EXERCISE GOAL:
Scan the lines below for the word "JSON". Copy each line you find it in.

TASK INPUT:
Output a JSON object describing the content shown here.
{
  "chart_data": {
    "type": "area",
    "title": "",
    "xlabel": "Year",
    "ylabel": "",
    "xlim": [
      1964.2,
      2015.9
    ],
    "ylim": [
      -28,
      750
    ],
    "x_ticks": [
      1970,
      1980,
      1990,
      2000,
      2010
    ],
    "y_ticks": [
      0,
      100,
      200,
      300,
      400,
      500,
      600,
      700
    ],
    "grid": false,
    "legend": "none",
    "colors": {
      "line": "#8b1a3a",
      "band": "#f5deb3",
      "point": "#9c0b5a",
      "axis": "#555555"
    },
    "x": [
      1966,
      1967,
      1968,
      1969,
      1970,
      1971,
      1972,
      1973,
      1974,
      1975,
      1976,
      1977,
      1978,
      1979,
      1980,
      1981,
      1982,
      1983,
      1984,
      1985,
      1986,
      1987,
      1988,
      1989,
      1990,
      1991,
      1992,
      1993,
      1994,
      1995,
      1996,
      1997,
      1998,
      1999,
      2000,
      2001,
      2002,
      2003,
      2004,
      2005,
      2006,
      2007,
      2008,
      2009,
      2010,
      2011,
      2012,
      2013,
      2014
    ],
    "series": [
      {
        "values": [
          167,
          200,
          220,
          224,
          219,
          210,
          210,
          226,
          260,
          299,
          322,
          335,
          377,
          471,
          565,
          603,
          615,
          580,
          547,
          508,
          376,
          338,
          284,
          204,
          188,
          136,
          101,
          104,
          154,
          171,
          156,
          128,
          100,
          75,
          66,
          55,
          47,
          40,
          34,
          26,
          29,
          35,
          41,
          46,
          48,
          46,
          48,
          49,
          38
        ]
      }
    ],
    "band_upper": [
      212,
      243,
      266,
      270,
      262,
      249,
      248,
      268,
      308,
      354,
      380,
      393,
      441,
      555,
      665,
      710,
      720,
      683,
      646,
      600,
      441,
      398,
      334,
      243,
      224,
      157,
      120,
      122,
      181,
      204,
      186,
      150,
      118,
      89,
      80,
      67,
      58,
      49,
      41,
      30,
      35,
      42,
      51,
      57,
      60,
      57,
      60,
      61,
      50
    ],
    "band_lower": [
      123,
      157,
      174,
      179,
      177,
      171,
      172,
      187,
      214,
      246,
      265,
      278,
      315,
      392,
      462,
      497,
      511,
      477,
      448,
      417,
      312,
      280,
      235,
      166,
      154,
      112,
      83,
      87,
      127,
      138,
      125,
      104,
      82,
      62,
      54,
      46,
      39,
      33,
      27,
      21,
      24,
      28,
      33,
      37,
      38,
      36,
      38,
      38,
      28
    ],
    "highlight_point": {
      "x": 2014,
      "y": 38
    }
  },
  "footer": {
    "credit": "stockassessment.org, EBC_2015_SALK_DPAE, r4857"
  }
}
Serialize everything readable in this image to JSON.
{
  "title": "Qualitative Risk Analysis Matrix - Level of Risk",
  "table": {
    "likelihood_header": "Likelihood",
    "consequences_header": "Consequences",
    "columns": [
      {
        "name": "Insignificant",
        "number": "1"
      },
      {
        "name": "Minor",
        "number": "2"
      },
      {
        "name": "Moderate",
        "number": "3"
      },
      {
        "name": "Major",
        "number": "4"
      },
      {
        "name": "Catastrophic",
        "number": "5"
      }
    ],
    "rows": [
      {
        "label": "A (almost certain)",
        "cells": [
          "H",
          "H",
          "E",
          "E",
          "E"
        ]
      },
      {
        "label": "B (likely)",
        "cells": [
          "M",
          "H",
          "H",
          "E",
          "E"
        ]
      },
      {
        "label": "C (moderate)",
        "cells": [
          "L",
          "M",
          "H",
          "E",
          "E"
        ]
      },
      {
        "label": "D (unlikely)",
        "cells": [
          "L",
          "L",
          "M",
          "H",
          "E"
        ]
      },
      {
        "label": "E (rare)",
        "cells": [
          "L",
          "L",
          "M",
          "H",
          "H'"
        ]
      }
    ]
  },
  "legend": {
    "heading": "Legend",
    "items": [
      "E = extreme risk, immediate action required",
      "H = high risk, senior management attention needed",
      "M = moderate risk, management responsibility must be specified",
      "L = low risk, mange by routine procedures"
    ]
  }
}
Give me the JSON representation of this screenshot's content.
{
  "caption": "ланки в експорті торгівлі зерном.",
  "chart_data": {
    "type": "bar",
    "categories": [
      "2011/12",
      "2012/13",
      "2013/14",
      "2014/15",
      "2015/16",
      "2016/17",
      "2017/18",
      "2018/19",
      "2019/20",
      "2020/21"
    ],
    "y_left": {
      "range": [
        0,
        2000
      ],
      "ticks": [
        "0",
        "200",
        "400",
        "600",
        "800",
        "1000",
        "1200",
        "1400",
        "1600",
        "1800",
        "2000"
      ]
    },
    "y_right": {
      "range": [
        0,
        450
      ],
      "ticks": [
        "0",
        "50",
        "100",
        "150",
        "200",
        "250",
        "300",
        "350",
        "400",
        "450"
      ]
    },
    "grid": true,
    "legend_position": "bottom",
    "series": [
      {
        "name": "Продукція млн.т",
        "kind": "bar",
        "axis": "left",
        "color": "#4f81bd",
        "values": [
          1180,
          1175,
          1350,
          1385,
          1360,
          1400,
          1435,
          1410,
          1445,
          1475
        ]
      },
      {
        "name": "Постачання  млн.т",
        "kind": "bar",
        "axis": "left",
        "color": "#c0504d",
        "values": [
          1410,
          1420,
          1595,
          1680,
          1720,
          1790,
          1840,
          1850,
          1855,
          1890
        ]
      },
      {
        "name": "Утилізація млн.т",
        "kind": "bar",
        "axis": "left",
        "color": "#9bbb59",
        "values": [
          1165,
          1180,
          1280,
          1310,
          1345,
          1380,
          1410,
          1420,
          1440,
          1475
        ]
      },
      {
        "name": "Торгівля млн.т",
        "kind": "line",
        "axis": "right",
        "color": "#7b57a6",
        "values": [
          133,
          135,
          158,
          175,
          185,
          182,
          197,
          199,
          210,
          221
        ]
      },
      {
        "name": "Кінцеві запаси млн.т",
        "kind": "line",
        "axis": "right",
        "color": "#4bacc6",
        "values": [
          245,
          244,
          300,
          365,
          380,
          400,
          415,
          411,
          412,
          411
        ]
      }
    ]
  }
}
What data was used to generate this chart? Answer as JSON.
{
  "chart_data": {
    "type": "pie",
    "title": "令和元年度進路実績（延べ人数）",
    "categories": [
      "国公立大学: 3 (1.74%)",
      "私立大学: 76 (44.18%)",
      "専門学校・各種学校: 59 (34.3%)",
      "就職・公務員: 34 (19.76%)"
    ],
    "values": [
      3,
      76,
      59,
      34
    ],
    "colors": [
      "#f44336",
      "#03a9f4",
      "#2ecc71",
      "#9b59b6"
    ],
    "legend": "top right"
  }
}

OUTPUT FOR THIS EXERCISE:
Output a JSON object describing the content shown here.
Serialize everything readable in this image to JSON.
Give me the JSON representation of this screenshot's content.
What data was used to generate this chart? Answer as JSON.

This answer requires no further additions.